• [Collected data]

[start]

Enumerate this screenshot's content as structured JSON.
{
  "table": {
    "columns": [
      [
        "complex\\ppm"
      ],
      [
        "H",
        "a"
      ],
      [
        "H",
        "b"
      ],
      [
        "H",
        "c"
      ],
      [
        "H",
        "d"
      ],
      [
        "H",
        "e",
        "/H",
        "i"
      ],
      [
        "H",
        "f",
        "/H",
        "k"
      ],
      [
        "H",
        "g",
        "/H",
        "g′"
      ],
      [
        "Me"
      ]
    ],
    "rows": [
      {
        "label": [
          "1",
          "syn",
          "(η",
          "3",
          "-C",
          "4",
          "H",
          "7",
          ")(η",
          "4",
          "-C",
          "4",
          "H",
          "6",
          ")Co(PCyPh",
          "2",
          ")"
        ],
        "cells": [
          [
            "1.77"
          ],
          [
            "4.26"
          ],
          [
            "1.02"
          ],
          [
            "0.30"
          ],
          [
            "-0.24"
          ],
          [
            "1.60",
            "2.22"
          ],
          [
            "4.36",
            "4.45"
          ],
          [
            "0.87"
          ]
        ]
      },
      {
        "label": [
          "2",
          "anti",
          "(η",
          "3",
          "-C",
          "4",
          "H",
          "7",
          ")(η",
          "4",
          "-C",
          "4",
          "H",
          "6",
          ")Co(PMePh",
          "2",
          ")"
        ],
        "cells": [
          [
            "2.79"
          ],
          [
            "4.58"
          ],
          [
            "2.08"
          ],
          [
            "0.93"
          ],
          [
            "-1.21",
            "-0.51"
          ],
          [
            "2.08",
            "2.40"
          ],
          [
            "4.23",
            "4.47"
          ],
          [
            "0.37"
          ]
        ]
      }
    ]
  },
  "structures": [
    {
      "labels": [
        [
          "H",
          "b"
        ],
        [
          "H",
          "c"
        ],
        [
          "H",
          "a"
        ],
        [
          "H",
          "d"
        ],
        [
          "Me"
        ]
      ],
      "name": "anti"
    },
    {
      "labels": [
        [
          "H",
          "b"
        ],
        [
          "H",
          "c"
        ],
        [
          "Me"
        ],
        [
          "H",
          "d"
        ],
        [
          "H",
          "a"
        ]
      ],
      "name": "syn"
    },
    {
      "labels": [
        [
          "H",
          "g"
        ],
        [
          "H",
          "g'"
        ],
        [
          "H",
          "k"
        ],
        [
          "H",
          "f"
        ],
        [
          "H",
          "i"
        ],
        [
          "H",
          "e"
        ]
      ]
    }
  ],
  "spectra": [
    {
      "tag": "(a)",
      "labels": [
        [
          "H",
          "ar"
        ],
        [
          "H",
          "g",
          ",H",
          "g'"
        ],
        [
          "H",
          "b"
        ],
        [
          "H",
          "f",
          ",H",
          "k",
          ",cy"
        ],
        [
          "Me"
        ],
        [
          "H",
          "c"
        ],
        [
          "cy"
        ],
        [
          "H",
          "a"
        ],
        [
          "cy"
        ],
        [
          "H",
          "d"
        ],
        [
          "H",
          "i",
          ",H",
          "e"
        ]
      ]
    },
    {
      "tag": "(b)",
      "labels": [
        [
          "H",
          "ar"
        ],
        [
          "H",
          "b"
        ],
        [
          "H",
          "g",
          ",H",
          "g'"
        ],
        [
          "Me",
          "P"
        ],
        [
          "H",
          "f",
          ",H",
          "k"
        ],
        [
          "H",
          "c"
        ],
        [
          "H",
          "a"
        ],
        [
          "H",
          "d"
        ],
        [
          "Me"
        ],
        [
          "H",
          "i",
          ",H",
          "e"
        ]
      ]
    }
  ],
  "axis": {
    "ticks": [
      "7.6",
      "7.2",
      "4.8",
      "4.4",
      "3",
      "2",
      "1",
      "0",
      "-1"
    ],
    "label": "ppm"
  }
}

[end]

Give the listing above again, word for word.

Enumerate this screenshot's content as structured JSON.
{
  "table": {
    "columns": [
      [
        "complex\\ppm"
      ],
      [
        "H",
        "a"
      ],
      [
        "H",
        "b"
      ],
      [
        "H",
        "c"
      ],
      [
        "H",
        "d"
      ],
      [
        "H",
        "e",
        "/H",
        "i"
      ],
      [
        "H",
        "f",
        "/H",
        "k"
      ],
      [
        "H",
        "g",
        "/H",
        "g′"
      ],
      [
        "Me"
      ]
    ],
    "rows": [
      {
        "label": [
          "1",
          "syn",
          "(η",
          "3",
          "-C",
          "4",
          "H",
          "7",
          ")(η",
          "4",
          "-C",
          "4",
          "H",
          "6",
          ")Co(PCyPh",
          "2",
          ")"
        ],
        "cells": [
          [
            "1.77"
          ],
          [
            "4.26"
          ],
          [
            "1.02"
          ],
          [
            "0.30"
          ],
          [
            "-0.24"
          ],
          [
            "1.60",
            "2.22"
          ],
          [
            "4.36",
            "4.45"
          ],
          [
            "0.87"
          ]
        ]
      },
      {
        "label": [
          "2",
          "anti",
          "(η",
          "3",
          "-C",
          "4",
          "H",
          "7",
          ")(η",
          "4",
          "-C",
          "4",
          "H",
          "6",
          ")Co(PMePh",
          "2",
          ")"
        ],
        "cells": [
          [
            "2.79"
          ],
          [
            "4.58"
          ],
          [
            "2.08"
          ],
          [
            "0.93"
          ],
          [
            "-1.21",
            "-0.51"
          ],
          [
            "2.08",
            "2.40"
          ],
          [
            "4.23",
            "4.47"
          ],
          [
            "0.37"
          ]
        ]
      }
    ]
  },
  "structures": [
    {
      "labels": [
        [
          "H",
          "b"
        ],
        [
          "H",
          "c"
        ],
        [
          "H",
          "a"
        ],
        [
          "H",
          "d"
        ],
        [
          "Me"
        ]
      ],
      "name": "anti"
    },
    {
      "labels": [
        [
          "H",
          "b"
        ],
        [
          "H",
          "c"
        ],
        [
          "Me"
        ],
        [
          "H",
          "d"
        ],
        [
          "H",
          "a"
        ]
      ],
      "name": "syn"
    },
    {
      "labels": [
        [
          "H",
          "g"
        ],
        [
          "H",
          "g'"
        ],
        [
          "H",
          "k"
        ],
        [
          "H",
          "f"
        ],
        [
          "H",
          "i"
        ],
        [
          "H",
          "e"
        ]
      ]
    }
  ],
  "spectra": [
    {
      "tag": "(a)",
      "labels": [
        [
          "H",
          "ar"
        ],
        [
          "H",
          "g",
          ",H",
          "g'"
        ],
        [
          "H",
          "b"
        ],
        [
          "H",
          "f",
          ",H",
          "k",
          ",cy"
        ],
        [
          "Me"
        ],
        [
          "H",
          "c"
        ],
        [
          "cy"
        ],
        [
          "H",
          "a"
        ],
        [
          "cy"
        ],
        [
          "H",
          "d"
        ],
        [
          "H",
          "i",
          ",H",
          "e"
        ]
      ]
    },
    {
      "tag": "(b)",
      "labels": [
        [
          "H",
          "ar"
        ],
        [
          "H",
          "b"
        ],
        [
          "H",
          "g",
          ",H",
          "g'"
        ],
        [
          "Me",
          "P"
        ],
        [
          "H",
          "f",
          ",H",
          "k"
        ],
        [
          "H",
          "c"
        ],
        [
          "H",
          "a"
        ],
        [
          "H",
          "d"
        ],
        [
          "Me"
        ],
        [
          "H",
          "i",
          ",H",
          "e"
        ]
      ]
    }
  ],
  "axis": {
    "ticks": [
      "7.6",
      "7.2",
      "4.8",
      "4.4",
      "3",
      "2",
      "1",
      "0",
      "-1"
    ],
    "label": "ppm"
  }
}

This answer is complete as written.